◆ Task statement ◆
Print each line of the listing once more, precisely as given.
== Dataset excerpts ==
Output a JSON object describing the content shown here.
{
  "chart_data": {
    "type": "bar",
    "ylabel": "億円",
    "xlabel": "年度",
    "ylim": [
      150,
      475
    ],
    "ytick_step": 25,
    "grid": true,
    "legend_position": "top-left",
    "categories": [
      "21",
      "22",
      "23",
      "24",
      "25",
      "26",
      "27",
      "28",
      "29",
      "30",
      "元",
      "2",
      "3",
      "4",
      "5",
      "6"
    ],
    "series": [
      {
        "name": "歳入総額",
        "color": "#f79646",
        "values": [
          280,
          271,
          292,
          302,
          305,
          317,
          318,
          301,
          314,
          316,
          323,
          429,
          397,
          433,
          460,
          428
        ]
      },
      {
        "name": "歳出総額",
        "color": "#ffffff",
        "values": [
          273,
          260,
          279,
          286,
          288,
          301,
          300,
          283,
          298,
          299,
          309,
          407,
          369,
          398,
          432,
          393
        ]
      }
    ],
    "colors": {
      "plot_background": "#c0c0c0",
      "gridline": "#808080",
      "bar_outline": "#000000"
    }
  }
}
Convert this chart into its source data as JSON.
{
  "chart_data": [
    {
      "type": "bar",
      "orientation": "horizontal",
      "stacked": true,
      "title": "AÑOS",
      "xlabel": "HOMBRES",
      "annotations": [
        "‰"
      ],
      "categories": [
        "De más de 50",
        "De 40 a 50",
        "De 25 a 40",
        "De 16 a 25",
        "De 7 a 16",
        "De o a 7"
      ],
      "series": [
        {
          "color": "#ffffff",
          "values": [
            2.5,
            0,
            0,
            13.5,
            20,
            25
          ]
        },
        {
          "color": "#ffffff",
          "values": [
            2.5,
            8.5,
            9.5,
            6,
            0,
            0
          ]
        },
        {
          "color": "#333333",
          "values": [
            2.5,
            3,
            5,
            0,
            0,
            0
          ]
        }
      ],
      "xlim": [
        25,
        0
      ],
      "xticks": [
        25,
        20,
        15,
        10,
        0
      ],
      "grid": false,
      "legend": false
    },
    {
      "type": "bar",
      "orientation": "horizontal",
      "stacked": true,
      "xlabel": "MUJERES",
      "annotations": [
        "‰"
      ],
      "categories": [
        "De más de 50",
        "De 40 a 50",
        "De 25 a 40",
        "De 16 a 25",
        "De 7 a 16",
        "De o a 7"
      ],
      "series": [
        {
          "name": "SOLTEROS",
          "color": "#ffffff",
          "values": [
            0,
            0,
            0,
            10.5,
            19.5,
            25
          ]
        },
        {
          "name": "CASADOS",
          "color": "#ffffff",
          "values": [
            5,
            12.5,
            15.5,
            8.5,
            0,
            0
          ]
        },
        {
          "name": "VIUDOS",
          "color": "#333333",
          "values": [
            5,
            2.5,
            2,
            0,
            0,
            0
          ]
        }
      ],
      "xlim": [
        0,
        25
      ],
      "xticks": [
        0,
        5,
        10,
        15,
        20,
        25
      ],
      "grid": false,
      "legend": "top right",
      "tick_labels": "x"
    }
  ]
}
===
◆ The result ◆
Output a JSON object describing the content shown here.
{
  "chart_data": {
    "type": "bar",
    "ylabel": "億円",
    "xlabel": "年度",
    "ylim": [
      150,
      475
    ],
    "ytick_step": 25,
    "grid": true,
    "legend_position": "top-left",
    "categories": [
      "21",
      "22",
      "23",
      "24",
      "25",
      "26",
      "27",
      "28",
      "29",
      "30",
      "元",
      "2",
      "3",
      "4",
      "5",
      "6"
    ],
    "series": [
      {
        "name": "歳入総額",
        "color": "#f79646",
        "values": [
          280,
          271,
          292,
          302,
          305,
          317,
          318,
          301,
          314,
          316,
          323,
          429,
          397,
          433,
          460,
          428
        ]
      },
      {
        "name": "歳出総額",
        "color": "#ffffff",
        "values": [
          273,
          260,
          279,
          286,
          288,
          301,
          300,
          283,
          298,
          299,
          309,
          407,
          369,
          398,
          432,
          393
        ]
      }
    ],
    "colors": {
      "plot_background": "#c0c0c0",
      "gridline": "#808080",
      "bar_outline": "#000000"
    }
  }
}
Convert this chart into its source data as JSON.
{
  "chart_data": [
    {
      "type": "bar",
      "orientation": "horizontal",
      "stacked": true,
      "title": "AÑOS",
      "xlabel": "HOMBRES",
      "annotations": [
        "‰"
      ],
      "categories": [
        "De más de 50",
        "De 40 a 50",
        "De 25 a 40",
        "De 16 a 25",
        "De 7 a 16",
        "De o a 7"
      ],
      "series": [
        {
          "color": "#ffffff",
          "values": [
            2.5,
            0,
            0,
            13.5,
            20,
            25
          ]
        },
        {
          "color": "#ffffff",
          "values": [
            2.5,
            8.5,
            9.5,
            6,
            0,
            0
          ]
        },
        {
          "color": "#333333",
          "values": [
            2.5,
            3,
            5,
            0,
            0,
            0
          ]
        }
      ],
      "xlim": [
        25,
        0
      ],
      "xticks": [
        25,
        20,
        15,
        10,
        0
      ],
      "grid": false,
      "legend": false
    },
    {
      "type": "bar",
      "orientation": "horizontal",
      "stacked": true,
      "xlabel": "MUJERES",
      "annotations": [
        "‰"
      ],
      "categories": [
        "De más de 50",
        "De 40 a 50",
        "De 25 a 40",
        "De 16 a 25",
        "De 7 a 16",
        "De o a 7"
      ],
      "series": [
        {
          "name": "SOLTEROS",
          "color": "#ffffff",
          "values": [
            0,
            0,
            0,
            10.5,
            19.5,
            25
          ]
        },
        {
          "name": "CASADOS",
          "color": "#ffffff",
          "values": [
            5,
            12.5,
            15.5,
            8.5,
            0,
            0
          ]
        },
        {
          "name": "VIUDOS",
          "color": "#333333",
          "values": [
            5,
            2.5,
            2,
            0,
            0,
            0
          ]
        }
      ],
      "xlim": [
        0,
        25
      ],
      "xticks": [
        0,
        5,
        10,
        15,
        20,
        25
      ],
      "grid": false,
      "legend": "top right",
      "tick_labels": "x"
    }
  ]
}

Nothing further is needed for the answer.